Written request>
Copy each line below without leaving any out.
>> begin Records for the task
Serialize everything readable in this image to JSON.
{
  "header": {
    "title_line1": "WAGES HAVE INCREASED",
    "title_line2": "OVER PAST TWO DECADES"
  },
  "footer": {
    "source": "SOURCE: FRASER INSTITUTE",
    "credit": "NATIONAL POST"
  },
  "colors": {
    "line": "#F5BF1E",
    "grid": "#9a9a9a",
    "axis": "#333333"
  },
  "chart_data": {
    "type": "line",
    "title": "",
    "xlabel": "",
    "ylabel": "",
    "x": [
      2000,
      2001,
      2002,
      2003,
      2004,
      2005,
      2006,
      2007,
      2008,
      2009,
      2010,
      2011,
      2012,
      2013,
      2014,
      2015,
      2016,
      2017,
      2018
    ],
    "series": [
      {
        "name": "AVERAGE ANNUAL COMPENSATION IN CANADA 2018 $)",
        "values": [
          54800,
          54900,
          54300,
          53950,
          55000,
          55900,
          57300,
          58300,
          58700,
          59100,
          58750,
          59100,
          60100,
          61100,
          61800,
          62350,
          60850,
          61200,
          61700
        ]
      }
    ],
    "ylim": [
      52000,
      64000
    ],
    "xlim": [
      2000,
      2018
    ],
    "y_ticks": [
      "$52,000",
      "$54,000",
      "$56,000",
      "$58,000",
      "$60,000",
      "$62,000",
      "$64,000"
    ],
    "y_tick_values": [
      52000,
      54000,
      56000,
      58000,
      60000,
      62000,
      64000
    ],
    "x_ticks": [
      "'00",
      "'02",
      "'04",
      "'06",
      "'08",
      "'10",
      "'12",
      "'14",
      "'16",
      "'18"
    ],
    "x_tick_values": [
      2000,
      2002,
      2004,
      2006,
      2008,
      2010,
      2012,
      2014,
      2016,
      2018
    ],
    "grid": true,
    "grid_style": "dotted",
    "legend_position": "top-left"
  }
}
>> end Records for the task
Task output>
Serialize everything readable in this image to JSON.
{
  "header": {
    "title_line1": "WAGES HAVE INCREASED",
    "title_line2": "OVER PAST TWO DECADES"
  },
  "footer": {
    "source": "SOURCE: FRASER INSTITUTE",
    "credit": "NATIONAL POST"
  },
  "colors": {
    "line": "#F5BF1E",
    "grid": "#9a9a9a",
    "axis": "#333333"
  },
  "chart_data": {
    "type": "line",
    "title": "",
    "xlabel": "",
    "ylabel": "",
    "x": [
      2000,
      2001,
      2002,
      2003,
      2004,
      2005,
      2006,
      2007,
      2008,
      2009,
      2010,
      2011,
      2012,
      2013,
      2014,
      2015,
      2016,
      2017,
      2018
    ],
    "series": [
      {
        "name": "AVERAGE ANNUAL COMPENSATION IN CANADA 2018 $)",
        "values": [
          54800,
          54900,
          54300,
          53950,
          55000,
          55900,
          57300,
          58300,
          58700,
          59100,
          58750,
          59100,
          60100,
          61100,
          61800,
          62350,
          60850,
          61200,
          61700
        ]
      }
    ],
    "ylim": [
      52000,
      64000
    ],
    "xlim": [
      2000,
      2018
    ],
    "y_ticks": [
      "$52,000",
      "$54,000",
      "$56,000",
      "$58,000",
      "$60,000",
      "$62,000",
      "$64,000"
    ],
    "y_tick_values": [
      52000,
      54000,
      56000,
      58000,
      60000,
      62000,
      64000
    ],
    "x_ticks": [
      "'00",
      "'02",
      "'04",
      "'06",
      "'08",
      "'10",
      "'12",
      "'14",
      "'16",
      "'18"
    ],
    "x_tick_values": [
      2000,
      2002,
      2004,
      2006,
      2008,
      2010,
      2012,
      2014,
      2016,
      2018
    ],
    "grid": true,
    "grid_style": "dotted",
    "legend_position": "top-left"
  }
}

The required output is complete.